# WORK REQUIRED:
Every record below should be printed exactly as it appears.

Start

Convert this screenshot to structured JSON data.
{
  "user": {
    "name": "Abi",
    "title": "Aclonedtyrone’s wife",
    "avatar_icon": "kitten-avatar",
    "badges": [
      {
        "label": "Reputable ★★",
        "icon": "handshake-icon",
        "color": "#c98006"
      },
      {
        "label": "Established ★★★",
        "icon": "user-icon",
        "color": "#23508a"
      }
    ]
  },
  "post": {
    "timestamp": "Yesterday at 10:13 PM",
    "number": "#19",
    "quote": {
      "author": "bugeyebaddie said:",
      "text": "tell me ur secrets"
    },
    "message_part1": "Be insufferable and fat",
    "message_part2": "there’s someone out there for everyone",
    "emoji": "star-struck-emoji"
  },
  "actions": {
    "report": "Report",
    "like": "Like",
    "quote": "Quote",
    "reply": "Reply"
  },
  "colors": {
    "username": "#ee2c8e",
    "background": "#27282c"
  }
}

End

# OUTPUT FOR THIS EXERCISE:
Convert this screenshot to structured JSON data.
{
  "user": {
    "name": "Abi",
    "title": "Aclonedtyrone’s wife",
    "avatar_icon": "kitten-avatar",
    "badges": [
      {
        "label": "Reputable ★★",
        "icon": "handshake-icon",
        "color": "#c98006"
      },
      {
        "label": "Established ★★★",
        "icon": "user-icon",
        "color": "#23508a"
      }
    ]
  },
  "post": {
    "timestamp": "Yesterday at 10:13 PM",
    "number": "#19",
    "quote": {
      "author": "bugeyebaddie said:",
      "text": "tell me ur secrets"
    },
    "message_part1": "Be insufferable and fat",
    "message_part2": "there’s someone out there for everyone",
    "emoji": "star-struck-emoji"
  },
  "actions": {
    "report": "Report",
    "like": "Like",
    "quote": "Quote",
    "reply": "Reply"
  },
  "colors": {
    "username": "#ee2c8e",
    "background": "#27282c"
  }
}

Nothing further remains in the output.